■ **What you need to do**
Every line in the listing is to be echoed verbatim.

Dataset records
********

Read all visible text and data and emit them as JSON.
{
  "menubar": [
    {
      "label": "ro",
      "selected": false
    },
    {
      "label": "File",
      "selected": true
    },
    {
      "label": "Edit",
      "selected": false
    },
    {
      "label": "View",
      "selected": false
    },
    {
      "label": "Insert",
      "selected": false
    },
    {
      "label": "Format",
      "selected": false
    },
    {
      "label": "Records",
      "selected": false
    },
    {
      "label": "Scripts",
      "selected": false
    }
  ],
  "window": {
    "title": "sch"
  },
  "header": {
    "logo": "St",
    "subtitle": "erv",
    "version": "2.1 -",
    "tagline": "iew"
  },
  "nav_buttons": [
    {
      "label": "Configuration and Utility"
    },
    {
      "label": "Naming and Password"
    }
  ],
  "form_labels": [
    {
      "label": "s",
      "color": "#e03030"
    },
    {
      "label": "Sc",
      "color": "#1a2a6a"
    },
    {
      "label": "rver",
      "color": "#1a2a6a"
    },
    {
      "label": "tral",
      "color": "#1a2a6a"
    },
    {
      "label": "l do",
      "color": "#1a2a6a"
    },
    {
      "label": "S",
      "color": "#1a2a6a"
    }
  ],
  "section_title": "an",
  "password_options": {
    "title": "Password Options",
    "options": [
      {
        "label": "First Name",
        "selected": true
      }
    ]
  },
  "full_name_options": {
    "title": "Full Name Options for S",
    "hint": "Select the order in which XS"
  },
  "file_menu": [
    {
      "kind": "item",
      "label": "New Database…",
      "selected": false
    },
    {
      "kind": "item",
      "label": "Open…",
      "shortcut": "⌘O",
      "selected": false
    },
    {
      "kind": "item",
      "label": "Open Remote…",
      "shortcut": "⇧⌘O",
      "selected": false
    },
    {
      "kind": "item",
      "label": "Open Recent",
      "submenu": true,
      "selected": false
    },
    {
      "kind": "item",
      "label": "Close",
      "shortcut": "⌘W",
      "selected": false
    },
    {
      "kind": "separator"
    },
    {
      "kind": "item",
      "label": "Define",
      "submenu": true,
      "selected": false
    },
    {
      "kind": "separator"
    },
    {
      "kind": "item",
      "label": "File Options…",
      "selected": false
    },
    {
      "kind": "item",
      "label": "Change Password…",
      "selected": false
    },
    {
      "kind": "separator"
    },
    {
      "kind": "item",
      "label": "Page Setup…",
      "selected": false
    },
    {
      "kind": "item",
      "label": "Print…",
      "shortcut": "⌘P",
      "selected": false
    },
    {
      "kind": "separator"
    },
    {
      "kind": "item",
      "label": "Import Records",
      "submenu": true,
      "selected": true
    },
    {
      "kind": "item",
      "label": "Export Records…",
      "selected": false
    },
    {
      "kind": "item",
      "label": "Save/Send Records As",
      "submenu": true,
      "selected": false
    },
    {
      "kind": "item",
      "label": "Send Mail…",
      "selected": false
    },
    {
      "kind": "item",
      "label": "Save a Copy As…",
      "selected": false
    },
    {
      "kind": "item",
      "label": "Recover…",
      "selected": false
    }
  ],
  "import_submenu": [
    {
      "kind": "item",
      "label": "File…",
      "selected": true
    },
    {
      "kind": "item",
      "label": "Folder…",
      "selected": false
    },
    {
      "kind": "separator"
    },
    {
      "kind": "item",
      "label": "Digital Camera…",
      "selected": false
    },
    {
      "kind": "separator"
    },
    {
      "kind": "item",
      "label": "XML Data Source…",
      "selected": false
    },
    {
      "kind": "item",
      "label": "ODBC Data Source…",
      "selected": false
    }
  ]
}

********

■ **Answer below**
Read all visible text and data and emit them as JSON.
{
  "menubar": [
    {
      "label": "ro",
      "selected": false
    },
    {
      "label": "File",
      "selected": true
    },
    {
      "label": "Edit",
      "selected": false
    },
    {
      "label": "View",
      "selected": false
    },
    {
      "label": "Insert",
      "selected": false
    },
    {
      "label": "Format",
      "selected": false
    },
    {
      "label": "Records",
      "selected": false
    },
    {
      "label": "Scripts",
      "selected": false
    }
  ],
  "window": {
    "title": "sch"
  },
  "header": {
    "logo": "St",
    "subtitle": "erv",
    "version": "2.1 -",
    "tagline": "iew"
  },
  "nav_buttons": [
    {
      "label": "Configuration and Utility"
    },
    {
      "label": "Naming and Password"
    }
  ],
  "form_labels": [
    {
      "label": "s",
      "color": "#e03030"
    },
    {
      "label": "Sc",
      "color": "#1a2a6a"
    },
    {
      "label": "rver",
      "color": "#1a2a6a"
    },
    {
      "label": "tral",
      "color": "#1a2a6a"
    },
    {
      "label": "l do",
      "color": "#1a2a6a"
    },
    {
      "label": "S",
      "color": "#1a2a6a"
    }
  ],
  "section_title": "an",
  "password_options": {
    "title": "Password Options",
    "options": [
      {
        "label": "First Name",
        "selected": true
      }
    ]
  },
  "full_name_options": {
    "title": "Full Name Options for S",
    "hint": "Select the order in which XS"
  },
  "file_menu": [
    {
      "kind": "item",
      "label": "New Database…",
      "selected": false
    },
    {
      "kind": "item",
      "label": "Open…",
      "shortcut": "⌘O",
      "selected": false
    },
    {
      "kind": "item",
      "label": "Open Remote…",
      "shortcut": "⇧⌘O",
      "selected": false
    },
    {
      "kind": "item",
      "label": "Open Recent",
      "submenu": true,
      "selected": false
    },
    {
      "kind": "item",
      "label": "Close",
      "shortcut": "⌘W",
      "selected": false
    },
    {
      "kind": "separator"
    },
    {
      "kind": "item",
      "label": "Define",
      "submenu": true,
      "selected": false
    },
    {
      "kind": "separator"
    },
    {
      "kind": "item",
      "label": "File Options…",
      "selected": false
    },
    {
      "kind": "item",
      "label": "Change Password…",
      "selected": false
    },
    {
      "kind": "separator"
    },
    {
      "kind": "item",
      "label": "Page Setup…",
      "selected": false
    },
    {
      "kind": "item",
      "label": "Print…",
      "shortcut": "⌘P",
      "selected": false
    },
    {
      "kind": "separator"
    },
    {
      "kind": "item",
      "label": "Import Records",
      "submenu": true,
      "selected": true
    },
    {
      "kind": "item",
      "label": "Export Records…",
      "selected": false
    },
    {
      "kind": "item",
      "label": "Save/Send Records As",
      "submenu": true,
      "selected": false
    },
    {
      "kind": "item",
      "label": "Send Mail…",
      "selected": false
    },
    {
      "kind": "item",
      "label": "Save a Copy As…",
      "selected": false
    },
    {
      "kind": "item",
      "label": "Recover…",
      "selected": false
    }
  ],
  "import_submenu": [
    {
      "kind": "item",
      "label": "File…",
      "selected": true
    },
    {
      "kind": "item",
      "label": "Folder…",
      "selected": false
    },
    {
      "kind": "separator"
    },
    {
      "kind": "item",
      "label": "Digital Camera…",
      "selected": false
    },
    {
      "kind": "separator"
    },
    {
      "kind": "item",
      "label": "XML Data Source…",
      "selected": false
    },
    {
      "kind": "item",
      "label": "ODBC Data Source…",
      "selected": false
    }
  ]
}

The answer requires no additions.